### Work to complete
Locate each line holding the string "Volksdorferstr" and copy it.
------------------------------------------------------------
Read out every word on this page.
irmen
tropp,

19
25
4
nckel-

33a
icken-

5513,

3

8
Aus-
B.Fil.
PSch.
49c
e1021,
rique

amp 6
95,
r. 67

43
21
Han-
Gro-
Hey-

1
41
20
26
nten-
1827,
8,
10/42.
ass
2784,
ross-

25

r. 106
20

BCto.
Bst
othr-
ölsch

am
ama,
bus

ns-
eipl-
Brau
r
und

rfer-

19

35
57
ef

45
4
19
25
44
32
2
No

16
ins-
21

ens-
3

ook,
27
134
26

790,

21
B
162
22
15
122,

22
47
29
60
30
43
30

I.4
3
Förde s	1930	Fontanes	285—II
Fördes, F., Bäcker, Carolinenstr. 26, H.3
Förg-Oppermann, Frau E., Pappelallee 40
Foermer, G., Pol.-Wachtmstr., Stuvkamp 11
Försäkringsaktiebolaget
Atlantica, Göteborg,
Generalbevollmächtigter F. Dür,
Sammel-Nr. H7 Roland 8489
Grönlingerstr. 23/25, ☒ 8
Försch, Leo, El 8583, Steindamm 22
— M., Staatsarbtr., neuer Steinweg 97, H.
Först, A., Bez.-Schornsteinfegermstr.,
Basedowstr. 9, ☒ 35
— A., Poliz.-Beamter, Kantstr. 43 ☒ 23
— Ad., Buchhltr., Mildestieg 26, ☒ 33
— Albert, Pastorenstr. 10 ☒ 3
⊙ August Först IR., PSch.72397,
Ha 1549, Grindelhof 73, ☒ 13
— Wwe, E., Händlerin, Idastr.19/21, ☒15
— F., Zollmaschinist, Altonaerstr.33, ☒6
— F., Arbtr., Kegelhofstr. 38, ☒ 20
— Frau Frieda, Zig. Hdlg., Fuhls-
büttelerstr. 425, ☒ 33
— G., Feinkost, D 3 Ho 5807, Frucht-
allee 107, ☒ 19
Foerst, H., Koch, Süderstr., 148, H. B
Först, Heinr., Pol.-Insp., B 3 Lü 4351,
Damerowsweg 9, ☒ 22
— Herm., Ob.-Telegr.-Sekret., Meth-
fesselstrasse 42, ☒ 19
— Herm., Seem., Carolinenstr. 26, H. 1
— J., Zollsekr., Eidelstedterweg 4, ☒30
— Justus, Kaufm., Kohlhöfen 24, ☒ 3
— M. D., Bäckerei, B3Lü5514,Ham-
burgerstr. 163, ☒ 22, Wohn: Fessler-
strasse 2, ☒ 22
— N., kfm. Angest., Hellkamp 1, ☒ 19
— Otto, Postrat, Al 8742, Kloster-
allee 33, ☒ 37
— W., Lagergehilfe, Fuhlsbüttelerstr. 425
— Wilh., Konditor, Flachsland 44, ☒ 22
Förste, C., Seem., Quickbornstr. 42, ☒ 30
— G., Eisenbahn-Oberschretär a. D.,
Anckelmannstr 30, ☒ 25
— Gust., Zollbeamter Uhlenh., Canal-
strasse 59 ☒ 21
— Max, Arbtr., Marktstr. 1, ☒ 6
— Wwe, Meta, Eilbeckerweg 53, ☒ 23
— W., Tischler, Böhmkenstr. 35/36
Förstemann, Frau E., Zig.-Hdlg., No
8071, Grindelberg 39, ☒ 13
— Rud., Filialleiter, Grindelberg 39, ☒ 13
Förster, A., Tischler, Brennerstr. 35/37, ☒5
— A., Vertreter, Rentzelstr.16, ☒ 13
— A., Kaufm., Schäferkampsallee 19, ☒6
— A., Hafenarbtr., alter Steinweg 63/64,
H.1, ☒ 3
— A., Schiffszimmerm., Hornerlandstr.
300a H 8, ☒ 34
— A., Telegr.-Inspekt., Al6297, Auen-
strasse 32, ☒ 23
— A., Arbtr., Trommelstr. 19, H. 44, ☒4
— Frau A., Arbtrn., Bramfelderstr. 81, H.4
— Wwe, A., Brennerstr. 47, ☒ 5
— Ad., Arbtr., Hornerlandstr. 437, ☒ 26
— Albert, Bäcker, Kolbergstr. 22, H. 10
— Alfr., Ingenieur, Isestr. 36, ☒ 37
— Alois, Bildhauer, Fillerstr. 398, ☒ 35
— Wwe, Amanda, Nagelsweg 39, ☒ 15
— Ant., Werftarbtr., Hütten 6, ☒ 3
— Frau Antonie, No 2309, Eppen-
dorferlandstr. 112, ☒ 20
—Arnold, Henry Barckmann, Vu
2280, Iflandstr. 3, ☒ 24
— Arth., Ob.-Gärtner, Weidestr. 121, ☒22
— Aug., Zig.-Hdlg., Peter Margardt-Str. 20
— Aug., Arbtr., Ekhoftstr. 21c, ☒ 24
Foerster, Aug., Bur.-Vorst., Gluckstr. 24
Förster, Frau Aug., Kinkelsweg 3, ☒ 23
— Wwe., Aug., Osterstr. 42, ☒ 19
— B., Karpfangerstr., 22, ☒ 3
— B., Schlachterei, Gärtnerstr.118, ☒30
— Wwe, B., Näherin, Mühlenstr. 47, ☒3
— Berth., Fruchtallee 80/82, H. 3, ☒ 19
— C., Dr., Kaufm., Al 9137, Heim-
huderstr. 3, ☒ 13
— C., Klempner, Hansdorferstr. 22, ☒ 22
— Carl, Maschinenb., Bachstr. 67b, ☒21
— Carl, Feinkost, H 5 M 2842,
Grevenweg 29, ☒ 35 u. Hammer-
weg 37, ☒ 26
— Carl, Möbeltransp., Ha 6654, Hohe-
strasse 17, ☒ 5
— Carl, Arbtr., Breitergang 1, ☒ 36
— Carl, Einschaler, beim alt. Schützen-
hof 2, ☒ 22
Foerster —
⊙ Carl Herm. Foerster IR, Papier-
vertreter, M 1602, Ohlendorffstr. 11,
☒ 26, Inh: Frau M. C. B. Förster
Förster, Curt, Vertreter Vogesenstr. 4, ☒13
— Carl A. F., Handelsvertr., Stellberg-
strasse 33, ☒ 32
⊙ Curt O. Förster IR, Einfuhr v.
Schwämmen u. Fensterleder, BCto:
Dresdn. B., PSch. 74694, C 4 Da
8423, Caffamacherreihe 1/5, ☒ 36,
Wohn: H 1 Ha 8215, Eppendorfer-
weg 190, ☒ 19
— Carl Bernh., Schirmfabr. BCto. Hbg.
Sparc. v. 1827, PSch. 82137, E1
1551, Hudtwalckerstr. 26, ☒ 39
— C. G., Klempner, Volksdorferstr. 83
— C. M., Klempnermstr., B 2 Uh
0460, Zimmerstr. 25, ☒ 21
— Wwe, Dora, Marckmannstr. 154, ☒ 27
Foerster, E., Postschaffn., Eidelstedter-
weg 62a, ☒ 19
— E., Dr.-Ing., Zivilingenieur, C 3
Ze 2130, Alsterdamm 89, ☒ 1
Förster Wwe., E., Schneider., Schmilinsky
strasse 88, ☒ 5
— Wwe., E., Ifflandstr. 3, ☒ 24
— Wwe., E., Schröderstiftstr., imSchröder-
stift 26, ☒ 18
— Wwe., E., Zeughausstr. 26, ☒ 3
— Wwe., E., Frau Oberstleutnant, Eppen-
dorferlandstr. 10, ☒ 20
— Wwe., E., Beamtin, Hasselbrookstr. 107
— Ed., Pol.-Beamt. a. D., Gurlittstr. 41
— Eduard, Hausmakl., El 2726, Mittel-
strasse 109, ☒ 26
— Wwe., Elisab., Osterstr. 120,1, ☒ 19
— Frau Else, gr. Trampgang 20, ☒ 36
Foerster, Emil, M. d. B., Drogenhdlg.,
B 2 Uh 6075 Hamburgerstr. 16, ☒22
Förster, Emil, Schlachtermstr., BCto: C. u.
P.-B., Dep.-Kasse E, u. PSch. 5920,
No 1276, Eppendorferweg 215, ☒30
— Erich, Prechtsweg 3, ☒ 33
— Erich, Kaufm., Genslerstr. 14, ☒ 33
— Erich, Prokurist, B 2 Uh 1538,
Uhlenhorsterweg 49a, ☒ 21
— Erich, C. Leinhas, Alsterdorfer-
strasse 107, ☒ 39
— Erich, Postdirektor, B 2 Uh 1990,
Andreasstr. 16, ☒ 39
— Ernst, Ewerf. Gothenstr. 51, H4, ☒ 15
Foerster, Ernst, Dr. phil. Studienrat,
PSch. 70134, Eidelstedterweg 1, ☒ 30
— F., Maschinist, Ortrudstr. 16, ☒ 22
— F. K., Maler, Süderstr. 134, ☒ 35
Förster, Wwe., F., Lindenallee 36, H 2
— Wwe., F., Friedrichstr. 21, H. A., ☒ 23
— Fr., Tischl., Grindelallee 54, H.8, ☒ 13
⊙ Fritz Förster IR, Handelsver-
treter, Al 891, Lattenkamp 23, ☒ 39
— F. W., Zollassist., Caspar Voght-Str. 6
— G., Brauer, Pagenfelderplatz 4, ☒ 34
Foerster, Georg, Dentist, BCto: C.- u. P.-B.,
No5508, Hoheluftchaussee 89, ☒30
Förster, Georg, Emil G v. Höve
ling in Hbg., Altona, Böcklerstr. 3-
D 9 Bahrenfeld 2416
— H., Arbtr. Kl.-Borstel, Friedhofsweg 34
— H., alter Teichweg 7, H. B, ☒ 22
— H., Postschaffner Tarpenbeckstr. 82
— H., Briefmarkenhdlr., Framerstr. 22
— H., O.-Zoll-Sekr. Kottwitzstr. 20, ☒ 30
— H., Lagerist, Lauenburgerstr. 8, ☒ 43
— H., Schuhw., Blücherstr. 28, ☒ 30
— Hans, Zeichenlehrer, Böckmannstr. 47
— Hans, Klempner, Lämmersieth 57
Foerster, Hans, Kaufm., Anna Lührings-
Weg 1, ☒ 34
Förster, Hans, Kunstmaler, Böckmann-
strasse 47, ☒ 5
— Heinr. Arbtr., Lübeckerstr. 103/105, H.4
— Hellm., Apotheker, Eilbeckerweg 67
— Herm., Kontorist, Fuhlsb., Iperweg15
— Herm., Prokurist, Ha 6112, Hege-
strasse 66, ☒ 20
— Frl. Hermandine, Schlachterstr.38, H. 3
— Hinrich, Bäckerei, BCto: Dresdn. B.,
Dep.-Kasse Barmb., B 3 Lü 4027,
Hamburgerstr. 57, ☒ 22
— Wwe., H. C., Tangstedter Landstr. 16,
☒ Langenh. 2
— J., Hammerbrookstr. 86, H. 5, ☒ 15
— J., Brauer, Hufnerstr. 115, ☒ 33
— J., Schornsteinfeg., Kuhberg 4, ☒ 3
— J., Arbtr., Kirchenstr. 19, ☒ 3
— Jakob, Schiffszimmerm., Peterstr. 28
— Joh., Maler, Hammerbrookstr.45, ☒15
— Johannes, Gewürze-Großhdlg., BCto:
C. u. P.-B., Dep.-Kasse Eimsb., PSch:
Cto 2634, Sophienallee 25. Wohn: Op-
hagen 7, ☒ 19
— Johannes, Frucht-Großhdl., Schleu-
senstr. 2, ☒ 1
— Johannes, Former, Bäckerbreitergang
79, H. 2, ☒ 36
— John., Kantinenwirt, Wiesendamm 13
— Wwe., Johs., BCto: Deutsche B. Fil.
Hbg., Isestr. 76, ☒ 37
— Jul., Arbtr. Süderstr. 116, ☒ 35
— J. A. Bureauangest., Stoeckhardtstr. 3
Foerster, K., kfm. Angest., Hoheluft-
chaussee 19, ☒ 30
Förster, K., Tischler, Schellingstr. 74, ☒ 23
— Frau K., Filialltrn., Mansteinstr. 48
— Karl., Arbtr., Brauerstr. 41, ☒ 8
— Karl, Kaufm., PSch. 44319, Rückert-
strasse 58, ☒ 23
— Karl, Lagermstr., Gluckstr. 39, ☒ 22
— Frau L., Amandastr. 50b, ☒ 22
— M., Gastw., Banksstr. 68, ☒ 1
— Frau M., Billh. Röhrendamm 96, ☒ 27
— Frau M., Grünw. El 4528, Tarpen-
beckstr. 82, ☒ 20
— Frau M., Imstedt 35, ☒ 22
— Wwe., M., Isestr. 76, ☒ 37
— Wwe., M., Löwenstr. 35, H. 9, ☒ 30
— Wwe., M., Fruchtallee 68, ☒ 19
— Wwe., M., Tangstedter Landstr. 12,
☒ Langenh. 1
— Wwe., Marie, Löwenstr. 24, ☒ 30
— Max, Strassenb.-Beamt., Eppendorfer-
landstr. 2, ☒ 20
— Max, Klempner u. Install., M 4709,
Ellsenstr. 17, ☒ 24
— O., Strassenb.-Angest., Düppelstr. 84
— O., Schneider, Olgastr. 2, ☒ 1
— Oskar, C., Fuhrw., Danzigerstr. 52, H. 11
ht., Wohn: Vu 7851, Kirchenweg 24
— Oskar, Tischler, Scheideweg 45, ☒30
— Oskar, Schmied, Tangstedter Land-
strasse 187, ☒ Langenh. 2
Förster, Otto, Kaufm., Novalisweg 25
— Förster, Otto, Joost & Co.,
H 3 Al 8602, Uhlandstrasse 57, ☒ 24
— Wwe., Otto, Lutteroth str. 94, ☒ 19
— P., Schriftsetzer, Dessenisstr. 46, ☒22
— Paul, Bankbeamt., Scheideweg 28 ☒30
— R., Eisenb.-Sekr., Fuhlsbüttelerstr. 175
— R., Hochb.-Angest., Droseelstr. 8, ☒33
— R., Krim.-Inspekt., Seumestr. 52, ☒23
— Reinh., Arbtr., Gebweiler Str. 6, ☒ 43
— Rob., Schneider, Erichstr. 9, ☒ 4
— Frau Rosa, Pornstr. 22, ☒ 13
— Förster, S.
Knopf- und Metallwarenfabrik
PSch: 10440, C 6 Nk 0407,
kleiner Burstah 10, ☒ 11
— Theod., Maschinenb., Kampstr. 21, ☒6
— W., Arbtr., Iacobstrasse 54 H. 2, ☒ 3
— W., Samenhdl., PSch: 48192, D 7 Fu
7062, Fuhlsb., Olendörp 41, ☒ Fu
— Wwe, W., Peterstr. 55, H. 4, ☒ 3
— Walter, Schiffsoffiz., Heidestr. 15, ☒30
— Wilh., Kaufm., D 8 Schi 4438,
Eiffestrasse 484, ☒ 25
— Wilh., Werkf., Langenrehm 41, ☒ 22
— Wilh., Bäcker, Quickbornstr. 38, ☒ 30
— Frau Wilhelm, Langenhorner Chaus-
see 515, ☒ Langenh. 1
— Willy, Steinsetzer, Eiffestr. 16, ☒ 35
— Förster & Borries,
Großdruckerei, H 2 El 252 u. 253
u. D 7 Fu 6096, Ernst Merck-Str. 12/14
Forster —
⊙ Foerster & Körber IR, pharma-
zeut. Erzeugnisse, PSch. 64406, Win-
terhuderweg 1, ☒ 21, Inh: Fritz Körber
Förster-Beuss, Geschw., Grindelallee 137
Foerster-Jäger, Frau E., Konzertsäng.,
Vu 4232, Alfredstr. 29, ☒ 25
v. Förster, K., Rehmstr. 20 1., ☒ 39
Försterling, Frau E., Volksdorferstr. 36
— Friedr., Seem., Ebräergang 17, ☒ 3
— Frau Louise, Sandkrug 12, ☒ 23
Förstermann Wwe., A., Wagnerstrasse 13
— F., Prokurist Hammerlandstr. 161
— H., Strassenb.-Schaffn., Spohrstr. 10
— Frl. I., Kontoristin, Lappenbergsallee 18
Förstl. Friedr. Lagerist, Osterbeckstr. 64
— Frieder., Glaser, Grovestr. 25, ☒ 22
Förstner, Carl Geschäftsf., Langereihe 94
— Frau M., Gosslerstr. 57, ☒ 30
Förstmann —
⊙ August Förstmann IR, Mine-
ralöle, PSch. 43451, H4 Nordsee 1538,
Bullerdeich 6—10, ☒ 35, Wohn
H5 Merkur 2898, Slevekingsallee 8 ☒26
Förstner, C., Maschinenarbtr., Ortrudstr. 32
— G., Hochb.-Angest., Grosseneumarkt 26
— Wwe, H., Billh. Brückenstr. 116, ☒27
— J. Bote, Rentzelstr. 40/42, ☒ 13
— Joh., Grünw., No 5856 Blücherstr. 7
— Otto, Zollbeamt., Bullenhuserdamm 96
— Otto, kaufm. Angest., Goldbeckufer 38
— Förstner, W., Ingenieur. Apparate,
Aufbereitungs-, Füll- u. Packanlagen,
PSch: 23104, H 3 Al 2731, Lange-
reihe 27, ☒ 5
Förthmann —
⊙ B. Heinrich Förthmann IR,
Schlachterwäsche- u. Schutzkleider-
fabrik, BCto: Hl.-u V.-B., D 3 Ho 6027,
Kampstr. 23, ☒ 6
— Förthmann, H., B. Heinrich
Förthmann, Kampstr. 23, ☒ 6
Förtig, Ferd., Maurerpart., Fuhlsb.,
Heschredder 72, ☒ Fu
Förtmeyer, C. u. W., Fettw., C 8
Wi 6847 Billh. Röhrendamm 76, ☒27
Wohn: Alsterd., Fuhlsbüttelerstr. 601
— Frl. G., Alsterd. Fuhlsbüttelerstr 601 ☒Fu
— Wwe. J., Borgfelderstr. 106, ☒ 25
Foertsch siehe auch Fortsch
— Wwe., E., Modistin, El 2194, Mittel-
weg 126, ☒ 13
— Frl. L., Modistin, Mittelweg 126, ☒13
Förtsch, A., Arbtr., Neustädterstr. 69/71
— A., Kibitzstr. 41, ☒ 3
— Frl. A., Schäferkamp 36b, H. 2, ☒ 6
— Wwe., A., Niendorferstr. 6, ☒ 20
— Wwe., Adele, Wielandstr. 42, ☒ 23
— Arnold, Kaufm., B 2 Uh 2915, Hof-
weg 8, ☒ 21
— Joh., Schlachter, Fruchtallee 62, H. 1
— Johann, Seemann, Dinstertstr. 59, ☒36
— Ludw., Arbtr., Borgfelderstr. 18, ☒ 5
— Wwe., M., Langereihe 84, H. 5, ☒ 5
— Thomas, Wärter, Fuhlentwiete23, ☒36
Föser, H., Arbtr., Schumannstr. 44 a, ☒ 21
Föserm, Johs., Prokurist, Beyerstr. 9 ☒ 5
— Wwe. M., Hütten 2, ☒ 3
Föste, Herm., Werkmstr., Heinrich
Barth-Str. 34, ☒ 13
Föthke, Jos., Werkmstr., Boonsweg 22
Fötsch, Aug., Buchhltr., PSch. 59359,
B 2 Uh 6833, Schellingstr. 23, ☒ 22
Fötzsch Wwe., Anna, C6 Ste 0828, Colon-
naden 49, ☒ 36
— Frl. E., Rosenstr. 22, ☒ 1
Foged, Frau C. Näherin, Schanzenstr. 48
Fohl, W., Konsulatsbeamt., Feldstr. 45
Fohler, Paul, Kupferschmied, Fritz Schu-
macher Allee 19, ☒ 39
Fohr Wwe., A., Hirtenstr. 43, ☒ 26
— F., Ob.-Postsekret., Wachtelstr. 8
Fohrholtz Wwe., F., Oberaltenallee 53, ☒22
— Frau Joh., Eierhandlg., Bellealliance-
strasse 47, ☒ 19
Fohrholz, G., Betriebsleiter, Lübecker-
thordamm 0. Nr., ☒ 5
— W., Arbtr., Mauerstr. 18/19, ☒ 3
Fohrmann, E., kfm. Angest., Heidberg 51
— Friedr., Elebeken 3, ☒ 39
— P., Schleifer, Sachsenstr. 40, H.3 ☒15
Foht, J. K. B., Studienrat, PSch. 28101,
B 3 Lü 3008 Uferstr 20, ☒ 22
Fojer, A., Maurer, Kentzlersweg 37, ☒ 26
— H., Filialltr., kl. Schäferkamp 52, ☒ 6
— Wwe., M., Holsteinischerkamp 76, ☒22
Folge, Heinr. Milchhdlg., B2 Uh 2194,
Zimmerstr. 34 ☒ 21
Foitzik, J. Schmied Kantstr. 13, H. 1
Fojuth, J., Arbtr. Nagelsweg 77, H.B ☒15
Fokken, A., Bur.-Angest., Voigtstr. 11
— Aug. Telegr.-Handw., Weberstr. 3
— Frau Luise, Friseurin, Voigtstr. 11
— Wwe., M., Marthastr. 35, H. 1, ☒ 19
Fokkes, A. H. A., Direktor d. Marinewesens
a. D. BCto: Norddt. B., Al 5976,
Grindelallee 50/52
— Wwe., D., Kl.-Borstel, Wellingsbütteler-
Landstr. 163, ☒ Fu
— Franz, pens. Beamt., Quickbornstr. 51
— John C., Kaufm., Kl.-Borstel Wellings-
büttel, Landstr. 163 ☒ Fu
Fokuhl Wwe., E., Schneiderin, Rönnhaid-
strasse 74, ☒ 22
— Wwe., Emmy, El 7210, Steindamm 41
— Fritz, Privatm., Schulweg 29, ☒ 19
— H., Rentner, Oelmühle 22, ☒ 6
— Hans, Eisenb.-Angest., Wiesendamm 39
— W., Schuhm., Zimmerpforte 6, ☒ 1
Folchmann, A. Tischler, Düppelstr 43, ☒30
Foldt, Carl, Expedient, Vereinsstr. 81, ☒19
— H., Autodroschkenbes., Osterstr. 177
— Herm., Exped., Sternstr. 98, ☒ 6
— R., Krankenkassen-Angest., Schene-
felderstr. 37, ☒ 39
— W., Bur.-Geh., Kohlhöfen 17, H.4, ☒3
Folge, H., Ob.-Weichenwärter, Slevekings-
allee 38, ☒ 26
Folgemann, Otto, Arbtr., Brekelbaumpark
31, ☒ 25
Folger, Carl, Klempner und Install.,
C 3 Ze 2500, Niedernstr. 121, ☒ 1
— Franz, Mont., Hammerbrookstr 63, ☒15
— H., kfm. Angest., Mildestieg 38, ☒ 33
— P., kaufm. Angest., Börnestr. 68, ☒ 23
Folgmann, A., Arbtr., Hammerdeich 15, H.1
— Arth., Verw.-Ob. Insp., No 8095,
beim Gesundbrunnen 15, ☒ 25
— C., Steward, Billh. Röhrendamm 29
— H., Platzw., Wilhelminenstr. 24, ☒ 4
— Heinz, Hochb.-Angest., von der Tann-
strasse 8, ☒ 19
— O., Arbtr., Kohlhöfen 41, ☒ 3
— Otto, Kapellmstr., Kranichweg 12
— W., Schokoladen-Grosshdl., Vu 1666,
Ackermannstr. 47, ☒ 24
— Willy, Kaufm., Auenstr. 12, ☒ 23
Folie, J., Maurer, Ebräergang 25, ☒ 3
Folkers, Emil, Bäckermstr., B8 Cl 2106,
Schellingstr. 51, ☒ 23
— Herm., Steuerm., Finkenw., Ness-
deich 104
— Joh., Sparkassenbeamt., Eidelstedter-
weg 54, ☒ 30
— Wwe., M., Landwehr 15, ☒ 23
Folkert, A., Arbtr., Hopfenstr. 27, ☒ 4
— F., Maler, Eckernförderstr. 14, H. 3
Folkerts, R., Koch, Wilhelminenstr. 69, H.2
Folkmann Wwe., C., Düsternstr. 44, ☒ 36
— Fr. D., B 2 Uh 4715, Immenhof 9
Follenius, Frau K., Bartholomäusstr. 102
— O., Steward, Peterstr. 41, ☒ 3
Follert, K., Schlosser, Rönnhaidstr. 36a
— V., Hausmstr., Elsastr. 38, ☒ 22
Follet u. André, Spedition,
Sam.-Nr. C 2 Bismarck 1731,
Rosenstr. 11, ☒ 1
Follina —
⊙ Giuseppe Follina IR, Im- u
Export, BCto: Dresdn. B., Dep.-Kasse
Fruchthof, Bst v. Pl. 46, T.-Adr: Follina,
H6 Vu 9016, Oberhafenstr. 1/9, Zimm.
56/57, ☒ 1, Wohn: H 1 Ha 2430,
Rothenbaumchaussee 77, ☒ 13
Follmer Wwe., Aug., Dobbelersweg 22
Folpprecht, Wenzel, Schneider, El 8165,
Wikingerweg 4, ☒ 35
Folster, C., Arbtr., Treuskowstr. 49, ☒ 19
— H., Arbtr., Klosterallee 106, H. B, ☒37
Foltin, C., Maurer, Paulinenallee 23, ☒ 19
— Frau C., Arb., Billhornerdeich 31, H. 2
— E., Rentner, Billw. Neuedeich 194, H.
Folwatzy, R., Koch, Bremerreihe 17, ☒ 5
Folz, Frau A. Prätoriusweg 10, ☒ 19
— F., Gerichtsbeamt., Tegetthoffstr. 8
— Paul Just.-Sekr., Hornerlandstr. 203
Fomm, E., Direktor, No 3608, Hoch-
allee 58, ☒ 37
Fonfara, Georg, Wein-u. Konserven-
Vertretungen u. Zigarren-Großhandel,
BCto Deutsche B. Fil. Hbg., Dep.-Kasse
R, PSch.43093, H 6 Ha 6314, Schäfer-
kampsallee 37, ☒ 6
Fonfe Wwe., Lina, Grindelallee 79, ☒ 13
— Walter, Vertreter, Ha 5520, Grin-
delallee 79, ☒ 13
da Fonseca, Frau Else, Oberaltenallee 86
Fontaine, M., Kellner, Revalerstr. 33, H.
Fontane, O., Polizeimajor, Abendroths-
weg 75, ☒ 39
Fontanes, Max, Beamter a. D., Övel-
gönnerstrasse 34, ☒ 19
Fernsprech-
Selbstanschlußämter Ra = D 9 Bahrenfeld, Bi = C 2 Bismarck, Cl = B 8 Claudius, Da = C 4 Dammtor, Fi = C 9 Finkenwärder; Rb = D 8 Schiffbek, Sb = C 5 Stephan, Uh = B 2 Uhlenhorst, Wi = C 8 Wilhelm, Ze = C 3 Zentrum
------------------------------------------------------------
### Task result
— C. G., Klempner, Volksdorferstr. 83
Försterling, Frau E., Volksdorferstr. 36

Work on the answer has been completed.